_Dataset excerpts:_
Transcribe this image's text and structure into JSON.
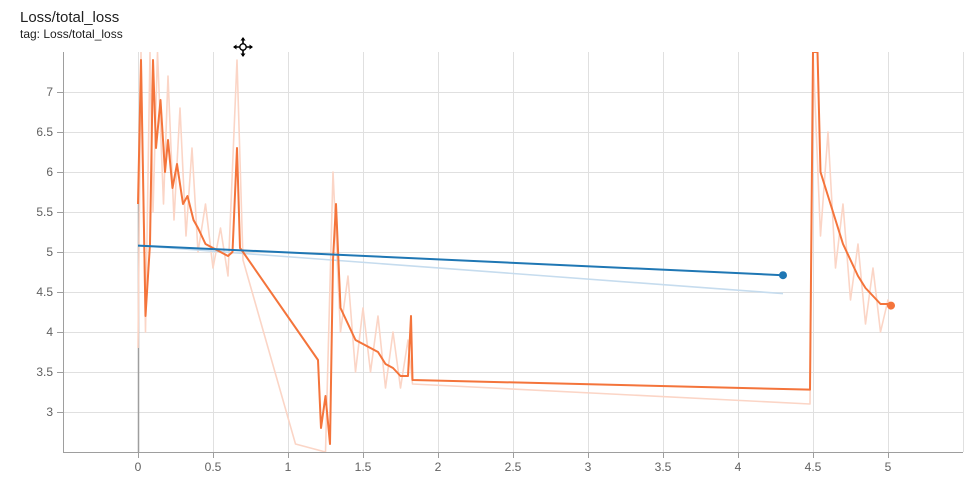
{
  "header": {
    "title": "Loss/total_loss",
    "tag": "tag: Loss/total_loss"
  },
  "chart_data": {
    "type": "line",
    "title": "Loss/total_loss",
    "xlabel": "",
    "ylabel": "",
    "xlim": [
      -0.5,
      5.5
    ],
    "ylim": [
      2.5,
      7.5
    ],
    "x_ticks": [
      0,
      0.5,
      1,
      1.5,
      2,
      2.5,
      3,
      3.5,
      4,
      4.5,
      5
    ],
    "x_tick_labels": [
      "0",
      "0.5",
      "1",
      "1.5",
      "2",
      "2.5",
      "3",
      "3.5",
      "4",
      "4.5",
      "5"
    ],
    "y_ticks": [
      3,
      3.5,
      4,
      4.5,
      5,
      5.5,
      6,
      6.5,
      7
    ],
    "y_tick_labels": [
      "3",
      "3.5",
      "4",
      "4.5",
      "5",
      "5.5",
      "6",
      "6.5",
      "7"
    ],
    "grid": true,
    "colors": {
      "orange": "#f4743b",
      "orange_raw": "#fbd5c6",
      "blue": "#1f77b4",
      "blue_raw": "#c6dcee",
      "grid": "#e0e0e0",
      "axis": "#9e9e9e"
    },
    "series": [
      {
        "color": "orange",
        "smoothed": [
          [
            0.0,
            5.6
          ],
          [
            0.02,
            7.4
          ],
          [
            0.05,
            4.2
          ],
          [
            0.08,
            5.1
          ],
          [
            0.1,
            7.4
          ],
          [
            0.12,
            6.3
          ],
          [
            0.15,
            6.9
          ],
          [
            0.18,
            6.0
          ],
          [
            0.2,
            6.4
          ],
          [
            0.23,
            5.8
          ],
          [
            0.26,
            6.1
          ],
          [
            0.3,
            5.6
          ],
          [
            0.33,
            5.7
          ],
          [
            0.37,
            5.4
          ],
          [
            0.4,
            5.3
          ],
          [
            0.45,
            5.1
          ],
          [
            0.5,
            5.05
          ],
          [
            0.55,
            5.0
          ],
          [
            0.6,
            4.95
          ],
          [
            0.63,
            5.0
          ],
          [
            0.66,
            6.3
          ],
          [
            0.68,
            5.05
          ],
          [
            0.7,
            5.0
          ],
          [
            1.2,
            3.65
          ],
          [
            1.22,
            2.8
          ],
          [
            1.25,
            3.2
          ],
          [
            1.28,
            2.6
          ],
          [
            1.3,
            4.9
          ],
          [
            1.32,
            5.6
          ],
          [
            1.35,
            4.3
          ],
          [
            1.4,
            4.1
          ],
          [
            1.45,
            3.9
          ],
          [
            1.5,
            3.85
          ],
          [
            1.55,
            3.8
          ],
          [
            1.6,
            3.75
          ],
          [
            1.65,
            3.6
          ],
          [
            1.7,
            3.55
          ],
          [
            1.75,
            3.45
          ],
          [
            1.8,
            3.45
          ],
          [
            1.82,
            4.2
          ],
          [
            1.83,
            3.4
          ],
          [
            4.48,
            3.28
          ],
          [
            4.5,
            7.5
          ],
          [
            4.53,
            7.5
          ],
          [
            4.55,
            6.0
          ],
          [
            4.6,
            5.7
          ],
          [
            4.65,
            5.4
          ],
          [
            4.7,
            5.1
          ],
          [
            4.75,
            4.9
          ],
          [
            4.8,
            4.7
          ],
          [
            4.85,
            4.55
          ],
          [
            4.9,
            4.45
          ],
          [
            4.95,
            4.35
          ],
          [
            5.0,
            4.35
          ],
          [
            5.02,
            4.33
          ]
        ],
        "raw": [
          [
            0.0,
            3.8
          ],
          [
            0.02,
            7.5
          ],
          [
            0.05,
            4.0
          ],
          [
            0.08,
            7.5
          ],
          [
            0.1,
            5.5
          ],
          [
            0.13,
            7.5
          ],
          [
            0.17,
            5.6
          ],
          [
            0.2,
            7.2
          ],
          [
            0.24,
            5.4
          ],
          [
            0.28,
            6.8
          ],
          [
            0.32,
            5.2
          ],
          [
            0.36,
            6.3
          ],
          [
            0.4,
            5.0
          ],
          [
            0.45,
            5.6
          ],
          [
            0.5,
            4.8
          ],
          [
            0.55,
            5.3
          ],
          [
            0.6,
            4.7
          ],
          [
            0.66,
            7.4
          ],
          [
            0.7,
            4.9
          ],
          [
            1.05,
            2.6
          ],
          [
            1.25,
            2.5
          ],
          [
            1.3,
            6.0
          ],
          [
            1.35,
            4.0
          ],
          [
            1.4,
            4.7
          ],
          [
            1.45,
            3.5
          ],
          [
            1.5,
            4.3
          ],
          [
            1.55,
            3.5
          ],
          [
            1.6,
            4.2
          ],
          [
            1.65,
            3.3
          ],
          [
            1.7,
            4.0
          ],
          [
            1.75,
            3.3
          ],
          [
            1.8,
            3.9
          ],
          [
            1.83,
            3.35
          ],
          [
            4.48,
            3.1
          ],
          [
            4.5,
            7.5
          ],
          [
            4.55,
            5.2
          ],
          [
            4.6,
            6.5
          ],
          [
            4.65,
            4.8
          ],
          [
            4.7,
            5.6
          ],
          [
            4.75,
            4.4
          ],
          [
            4.8,
            5.1
          ],
          [
            4.85,
            4.1
          ],
          [
            4.9,
            4.8
          ],
          [
            4.95,
            4.0
          ],
          [
            5.0,
            4.4
          ],
          [
            5.02,
            4.3
          ]
        ]
      },
      {
        "color": "blue",
        "smoothed": [
          [
            0.0,
            5.08
          ],
          [
            4.3,
            4.71
          ]
        ],
        "raw": [
          [
            0.0,
            5.08
          ],
          [
            4.3,
            4.48
          ]
        ],
        "end_marker": [
          4.3,
          4.71
        ]
      }
    ]
  }
}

_Task directions:_ Copy the records exactly as they appear, excluding images.

_Task solution:_
Transcribe this image's text and structure into JSON.
{
  "header": {
    "title": "Loss/total_loss",
    "tag": "tag: Loss/total_loss"
  },
  "chart_data": {
    "type": "line",
    "title": "Loss/total_loss",
    "xlabel": "",
    "ylabel": "",
    "xlim": [
      -0.5,
      5.5
    ],
    "ylim": [
      2.5,
      7.5
    ],
    "x_ticks": [
      0,
      0.5,
      1,
      1.5,
      2,
      2.5,
      3,
      3.5,
      4,
      4.5,
      5
    ],
    "x_tick_labels": [
      "0",
      "0.5",
      "1",
      "1.5",
      "2",
      "2.5",
      "3",
      "3.5",
      "4",
      "4.5",
      "5"
    ],
    "y_ticks": [
      3,
      3.5,
      4,
      4.5,
      5,
      5.5,
      6,
      6.5,
      7
    ],
    "y_tick_labels": [
      "3",
      "3.5",
      "4",
      "4.5",
      "5",
      "5.5",
      "6",
      "6.5",
      "7"
    ],
    "grid": true,
    "colors": {
      "orange": "#f4743b",
      "orange_raw": "#fbd5c6",
      "blue": "#1f77b4",
      "blue_raw": "#c6dcee",
      "grid": "#e0e0e0",
      "axis": "#9e9e9e"
    },
    "series": [
      {
        "color": "orange",
        "smoothed": [
          [
            0.0,
            5.6
          ],
          [
            0.02,
            7.4
          ],
          [
            0.05,
            4.2
          ],
          [
            0.08,
            5.1
          ],
          [
            0.1,
            7.4
          ],
          [
            0.12,
            6.3
          ],
          [
            0.15,
            6.9
          ],
          [
            0.18,
            6.0
          ],
          [
            0.2,
            6.4
          ],
          [
            0.23,
            5.8
          ],
          [
            0.26,
            6.1
          ],
          [
            0.3,
            5.6
          ],
          [
            0.33,
            5.7
          ],
          [
            0.37,
            5.4
          ],
          [
            0.4,
            5.3
          ],
          [
            0.45,
            5.1
          ],
          [
            0.5,
            5.05
          ],
          [
            0.55,
            5.0
          ],
          [
            0.6,
            4.95
          ],
          [
            0.63,
            5.0
          ],
          [
            0.66,
            6.3
          ],
          [
            0.68,
            5.05
          ],
          [
            0.7,
            5.0
          ],
          [
            1.2,
            3.65
          ],
          [
            1.22,
            2.8
          ],
          [
            1.25,
            3.2
          ],
          [
            1.28,
            2.6
          ],
          [
            1.3,
            4.9
          ],
          [
            1.32,
            5.6
          ],
          [
            1.35,
            4.3
          ],
          [
            1.4,
            4.1
          ],
          [
            1.45,
            3.9
          ],
          [
            1.5,
            3.85
          ],
          [
            1.55,
            3.8
          ],
          [
            1.6,
            3.75
          ],
          [
            1.65,
            3.6
          ],
          [
            1.7,
            3.55
          ],
          [
            1.75,
            3.45
          ],
          [
            1.8,
            3.45
          ],
          [
            1.82,
            4.2
          ],
          [
            1.83,
            3.4
          ],
          [
            4.48,
            3.28
          ],
          [
            4.5,
            7.5
          ],
          [
            4.53,
            7.5
          ],
          [
            4.55,
            6.0
          ],
          [
            4.6,
            5.7
          ],
          [
            4.65,
            5.4
          ],
          [
            4.7,
            5.1
          ],
          [
            4.75,
            4.9
          ],
          [
            4.8,
            4.7
          ],
          [
            4.85,
            4.55
          ],
          [
            4.9,
            4.45
          ],
          [
            4.95,
            4.35
          ],
          [
            5.0,
            4.35
          ],
          [
            5.02,
            4.33
          ]
        ],
        "raw": [
          [
            0.0,
            3.8
          ],
          [
            0.02,
            7.5
          ],
          [
            0.05,
            4.0
          ],
          [
            0.08,
            7.5
          ],
          [
            0.1,
            5.5
          ],
          [
            0.13,
            7.5
          ],
          [
            0.17,
            5.6
          ],
          [
            0.2,
            7.2
          ],
          [
            0.24,
            5.4
          ],
          [
            0.28,
            6.8
          ],
          [
            0.32,
            5.2
          ],
          [
            0.36,
            6.3
          ],
          [
            0.4,
            5.0
          ],
          [
            0.45,
            5.6
          ],
          [
            0.5,
            4.8
          ],
          [
            0.55,
            5.3
          ],
          [
            0.6,
            4.7
          ],
          [
            0.66,
            7.4
          ],
          [
            0.7,
            4.9
          ],
          [
            1.05,
            2.6
          ],
          [
            1.25,
            2.5
          ],
          [
            1.3,
            6.0
          ],
          [
            1.35,
            4.0
          ],
          [
            1.4,
            4.7
          ],
          [
            1.45,
            3.5
          ],
          [
            1.5,
            4.3
          ],
          [
            1.55,
            3.5
          ],
          [
            1.6,
            4.2
          ],
          [
            1.65,
            3.3
          ],
          [
            1.7,
            4.0
          ],
          [
            1.75,
            3.3
          ],
          [
            1.8,
            3.9
          ],
          [
            1.83,
            3.35
          ],
          [
            4.48,
            3.1
          ],
          [
            4.5,
            7.5
          ],
          [
            4.55,
            5.2
          ],
          [
            4.6,
            6.5
          ],
          [
            4.65,
            4.8
          ],
          [
            4.7,
            5.6
          ],
          [
            4.75,
            4.4
          ],
          [
            4.8,
            5.1
          ],
          [
            4.85,
            4.1
          ],
          [
            4.9,
            4.8
          ],
          [
            4.95,
            4.0
          ],
          [
            5.0,
            4.4
          ],
          [
            5.02,
            4.3
          ]
        ]
      },
      {
        "color": "blue",
        "smoothed": [
          [
            0.0,
            5.08
          ],
          [
            4.3,
            4.71
          ]
        ],
        "raw": [
          [
            0.0,
            5.08
          ],
          [
            4.3,
            4.48
          ]
        ],
        "end_marker": [
          4.3,
          4.71
        ]
      }
    ]
  }
}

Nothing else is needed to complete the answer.